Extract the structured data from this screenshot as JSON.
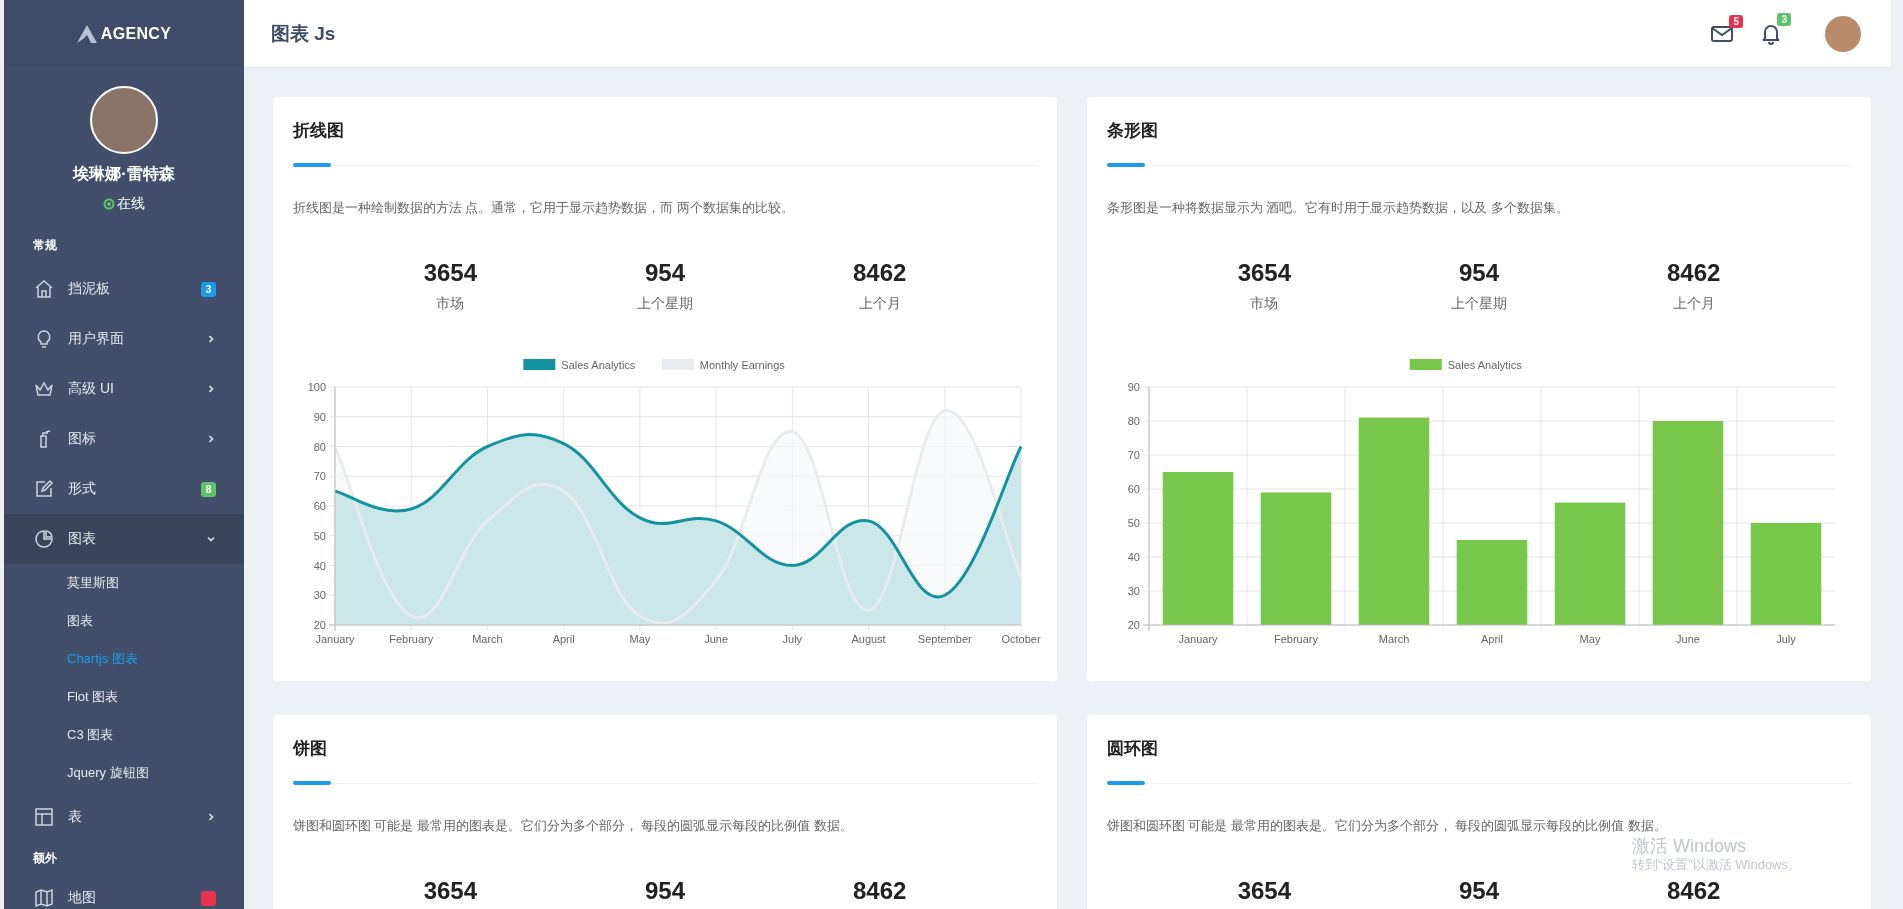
{
  "sidebar": {
    "logo": "AGENCY",
    "profile": {
      "name": "埃琳娜·雷特森",
      "status": "在线"
    },
    "sections": [
      {
        "title": "常规",
        "items": [
          {
            "label": "挡泥板",
            "badge": {
              "text": "3",
              "color": "#1b9bea"
            },
            "selected": false
          },
          {
            "label": "用户界面",
            "expanded": false,
            "selected": false
          },
          {
            "label": "高级 UI",
            "expanded": false,
            "selected": false
          },
          {
            "label": "图标",
            "expanded": false,
            "selected": false
          },
          {
            "label": "形式",
            "badge": {
              "text": "8",
              "color": "#5ec26a"
            },
            "selected": false
          },
          {
            "label": "图表",
            "expanded": true,
            "selected": true,
            "children": [
              {
                "label": "莫里斯图",
                "selected": false
              },
              {
                "label": "图表",
                "selected": false
              },
              {
                "label": "Chartjs 图表",
                "selected": true
              },
              {
                "label": "Flot 图表",
                "selected": false
              },
              {
                "label": "C3 图表",
                "selected": false
              },
              {
                "label": "Jquery 旋钮图",
                "selected": false
              }
            ]
          },
          {
            "label": "表",
            "expanded": false,
            "selected": false
          }
        ]
      },
      {
        "title": "额外",
        "items": [
          {
            "label": "地图",
            "badge": {
              "color": "#e8334f"
            },
            "selected": false
          }
        ]
      }
    ]
  },
  "header": {
    "title": "图表 Js",
    "mail_badge": {
      "text": "5",
      "color": "#e8334f"
    },
    "bell_badge": {
      "text": "3",
      "color": "#5ec26a"
    }
  },
  "cards": [
    {
      "title": "折线图",
      "description": "折线图是一种绘制数据的方法 点。通常，它用于显示趋势数据，而 两个数据集的比较。",
      "stats": [
        {
          "value": "3654",
          "label": "市场"
        },
        {
          "value": "954",
          "label": "上个星期"
        },
        {
          "value": "8462",
          "label": "上个月"
        }
      ],
      "chart_data": {
        "type": "area",
        "categories": [
          "January",
          "February",
          "March",
          "April",
          "May",
          "June",
          "July",
          "August",
          "September",
          "October"
        ],
        "series": [
          {
            "name": "Sales Analytics",
            "color": "#12939f",
            "values": [
              65,
              59,
              80,
              81,
              56,
              55,
              40,
              55,
              30,
              80
            ]
          },
          {
            "name": "Monthly Earnings",
            "color": "#e8ecef",
            "values": [
              80,
              23,
              55,
              65,
              23,
              35,
              85,
              25,
              92,
              36
            ]
          }
        ],
        "ylim": [
          20,
          100
        ],
        "yticks": [
          20,
          30,
          40,
          50,
          60,
          70,
          80,
          90,
          100
        ],
        "grid": true,
        "legend": "top"
      }
    },
    {
      "title": "条形图",
      "description": "条形图是一种将数据显示为 酒吧。它有时用于显示趋势数据，以及 多个数据集。",
      "stats": [
        {
          "value": "3654",
          "label": "市场"
        },
        {
          "value": "954",
          "label": "上个星期"
        },
        {
          "value": "8462",
          "label": "上个月"
        }
      ],
      "chart_data": {
        "type": "bar",
        "categories": [
          "January",
          "February",
          "March",
          "April",
          "May",
          "June",
          "July"
        ],
        "series": [
          {
            "name": "Sales Analytics",
            "color": "#78c84b",
            "values": [
              65,
              59,
              81,
              45,
              56,
              80,
              50
            ]
          }
        ],
        "ylim": [
          20,
          90
        ],
        "yticks": [
          20,
          30,
          40,
          50,
          60,
          70,
          80,
          90
        ],
        "grid": true,
        "legend": "top"
      }
    },
    {
      "title": "饼图",
      "description": "饼图和圆环图 可能是 最常用的图表是。它们分为多个部分， 每段的圆弧显示每段的比例值 数据。",
      "stats": [
        {
          "value": "3654"
        },
        {
          "value": "954"
        },
        {
          "value": "8462"
        }
      ]
    },
    {
      "title": "圆环图",
      "description": "饼图和圆环图 可能是 最常用的图表是。它们分为多个部分， 每段的圆弧显示每段的比例值 数据。",
      "stats": [
        {
          "value": "3654"
        },
        {
          "value": "954"
        },
        {
          "value": "8462"
        }
      ]
    }
  ],
  "os_notice": {
    "title": "激活 Windows",
    "subtitle": "转到“设置”以激活 Windows。"
  }
}
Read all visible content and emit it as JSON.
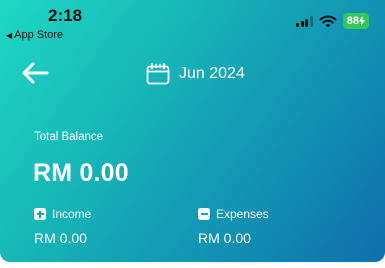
{
  "status_bar": {
    "time": "2:18",
    "back_to_app": "App Store",
    "battery": "88"
  },
  "header": {
    "month": "Jun 2024"
  },
  "balance": {
    "label": "Total Balance",
    "amount": "RM 0.00"
  },
  "income": {
    "label": "Income",
    "amount": "RM 0.00"
  },
  "expenses": {
    "label": "Expenses",
    "amount": "RM 0.00"
  },
  "colors": {
    "gradient_start": "#1ed9c2",
    "gradient_end": "#0f6fac",
    "battery": "#34c759"
  }
}
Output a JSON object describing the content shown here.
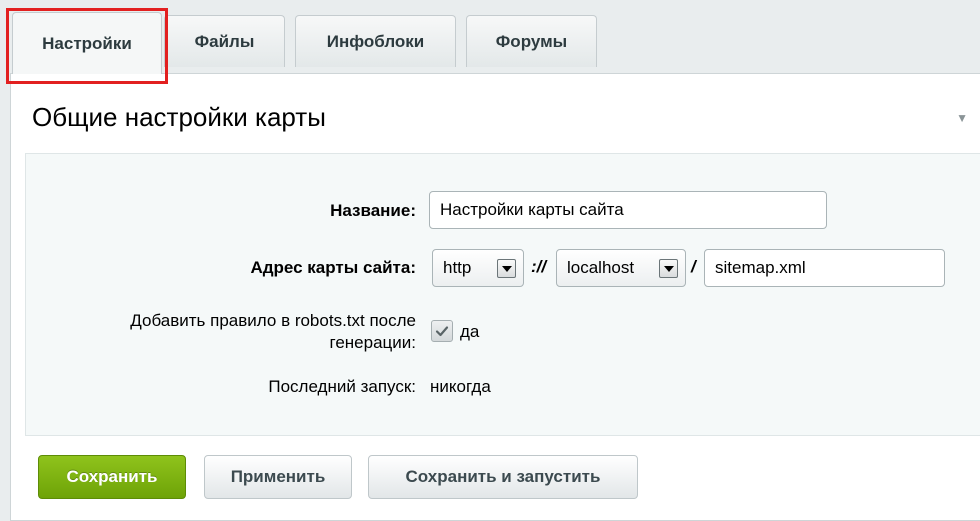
{
  "tabs": [
    {
      "label": "Настройки",
      "active": true
    },
    {
      "label": "Файлы"
    },
    {
      "label": "Инфоблоки"
    },
    {
      "label": "Форумы"
    }
  ],
  "panel": {
    "title": "Общие настройки карты"
  },
  "form": {
    "name_label": "Название:",
    "name_value": "Настройки карты сайта",
    "address_label": "Адрес карты сайта:",
    "protocol_value": "http",
    "scheme_separator": "://",
    "host_value": "localhost",
    "path_separator": "/",
    "file_value": "sitemap.xml",
    "robots_label_line1": "Добавить правило в robots.txt после",
    "robots_label_line2": "генерации:",
    "robots_checked": true,
    "robots_option": "да",
    "last_run_label": "Последний запуск:",
    "last_run_value": "никогда"
  },
  "buttons": {
    "save": "Сохранить",
    "apply": "Применить",
    "save_run": "Сохранить и запустить"
  },
  "colors": {
    "highlight": "#e22020",
    "save_button": "#7ab311"
  },
  "icons": {
    "dropdown": "triangle-down",
    "check": "checkmark",
    "collapse": "chevron-down"
  }
}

◆ Aim: Without the pictures, extract every entry verbatim.

◆ Result of the exercise:
Extract the structured data from this screenshot as JSON.
{
  "sidebar": {
    "logo": "AGENCY",
    "profile": {
      "name": "埃琳娜·雷特森",
      "status": "在线"
    },
    "sections": [
      {
        "title": "常规",
        "items": [
          {
            "label": "挡泥板",
            "badge": {
              "text": "3",
              "color": "#1b9bea"
            },
            "selected": false
          },
          {
            "label": "用户界面",
            "expanded": false,
            "selected": false
          },
          {
            "label": "高级 UI",
            "expanded": false,
            "selected": false
          },
          {
            "label": "图标",
            "expanded": false,
            "selected": false
          },
          {
            "label": "形式",
            "badge": {
              "text": "8",
              "color": "#5ec26a"
            },
            "selected": false
          },
          {
            "label": "图表",
            "expanded": true,
            "selected": true,
            "children": [
              {
                "label": "莫里斯图",
                "selected": false
              },
              {
                "label": "图表",
                "selected": false
              },
              {
                "label": "Chartjs 图表",
                "selected": true
              },
              {
                "label": "Flot 图表",
                "selected": false
              },
              {
                "label": "C3 图表",
                "selected": false
              },
              {
                "label": "Jquery 旋钮图",
                "selected": false
              }
            ]
          },
          {
            "label": "表",
            "expanded": false,
            "selected": false
          }
        ]
      },
      {
        "title": "额外",
        "items": [
          {
            "label": "地图",
            "badge": {
              "color": "#e8334f"
            },
            "selected": false
          }
        ]
      }
    ]
  },
  "header": {
    "title": "图表 Js",
    "mail_badge": {
      "text": "5",
      "color": "#e8334f"
    },
    "bell_badge": {
      "text": "3",
      "color": "#5ec26a"
    }
  },
  "cards": [
    {
      "title": "折线图",
      "description": "折线图是一种绘制数据的方法 点。通常，它用于显示趋势数据，而 两个数据集的比较。",
      "stats": [
        {
          "value": "3654",
          "label": "市场"
        },
        {
          "value": "954",
          "label": "上个星期"
        },
        {
          "value": "8462",
          "label": "上个月"
        }
      ],
      "chart_data": {
        "type": "area",
        "categories": [
          "January",
          "February",
          "March",
          "April",
          "May",
          "June",
          "July",
          "August",
          "September",
          "October"
        ],
        "series": [
          {
            "name": "Sales Analytics",
            "color": "#12939f",
            "values": [
              65,
              59,
              80,
              81,
              56,
              55,
              40,
              55,
              30,
              80
            ]
          },
          {
            "name": "Monthly Earnings",
            "color": "#e8ecef",
            "values": [
              80,
              23,
              55,
              65,
              23,
              35,
              85,
              25,
              92,
              36
            ]
          }
        ],
        "ylim": [
          20,
          100
        ],
        "yticks": [
          20,
          30,
          40,
          50,
          60,
          70,
          80,
          90,
          100
        ],
        "grid": true,
        "legend": "top"
      }
    },
    {
      "title": "条形图",
      "description": "条形图是一种将数据显示为 酒吧。它有时用于显示趋势数据，以及 多个数据集。",
      "stats": [
        {
          "value": "3654",
          "label": "市场"
        },
        {
          "value": "954",
          "label": "上个星期"
        },
        {
          "value": "8462",
          "label": "上个月"
        }
      ],
      "chart_data": {
        "type": "bar",
        "categories": [
          "January",
          "February",
          "March",
          "April",
          "May",
          "June",
          "July"
        ],
        "series": [
          {
            "name": "Sales Analytics",
            "color": "#78c84b",
            "values": [
              65,
              59,
              81,
              45,
              56,
              80,
              50
            ]
          }
        ],
        "ylim": [
          20,
          90
        ],
        "yticks": [
          20,
          30,
          40,
          50,
          60,
          70,
          80,
          90
        ],
        "grid": true,
        "legend": "top"
      }
    },
    {
      "title": "饼图",
      "description": "饼图和圆环图 可能是 最常用的图表是。它们分为多个部分， 每段的圆弧显示每段的比例值 数据。",
      "stats": [
        {
          "value": "3654"
        },
        {
          "value": "954"
        },
        {
          "value": "8462"
        }
      ]
    },
    {
      "title": "圆环图",
      "description": "饼图和圆环图 可能是 最常用的图表是。它们分为多个部分， 每段的圆弧显示每段的比例值 数据。",
      "stats": [
        {
          "value": "3654"
        },
        {
          "value": "954"
        },
        {
          "value": "8462"
        }
      ]
    }
  ],
  "os_notice": {
    "title": "激活 Windows",
    "subtitle": "转到“设置”以激活 Windows。"
  }
}
Read all visible content and emit it as JSON.
{
  "status_bar": {
    "time": "2:18",
    "back_to_app": "App Store",
    "battery": "88"
  },
  "header": {
    "month": "Jun 2024"
  },
  "balance": {
    "label": "Total Balance",
    "amount": "RM 0.00"
  },
  "income": {
    "label": "Income",
    "amount": "RM 0.00"
  },
  "expenses": {
    "label": "Expenses",
    "amount": "RM 0.00"
  },
  "colors": {
    "gradient_start": "#1ed9c2",
    "gradient_end": "#0f6fac",
    "battery": "#34c759"
  }
}
Output a JSON object describing the content shown here.
{
  "tabs": [
    {
      "label": "Настройки",
      "active": true
    },
    {
      "label": "Файлы"
    },
    {
      "label": "Инфоблоки"
    },
    {
      "label": "Форумы"
    }
  ],
  "panel": {
    "title": "Общие настройки карты"
  },
  "form": {
    "name_label": "Название:",
    "name_value": "Настройки карты сайта",
    "address_label": "Адрес карты сайта:",
    "protocol_value": "http",
    "scheme_separator": "://",
    "host_value": "localhost",
    "path_separator": "/",
    "file_value": "sitemap.xml",
    "robots_label_line1": "Добавить правило в robots.txt после",
    "robots_label_line2": "генерации:",
    "robots_checked": true,
    "robots_option": "да",
    "last_run_label": "Последний запуск:",
    "last_run_value": "никогда"
  },
  "buttons": {
    "save": "Сохранить",
    "apply": "Применить",
    "save_run": "Сохранить и запустить"
  },
  "colors": {
    "highlight": "#e22020",
    "save_button": "#7ab311"
  },
  "icons": {
    "dropdown": "triangle-down",
    "check": "checkmark",
    "collapse": "chevron-down"
  }
}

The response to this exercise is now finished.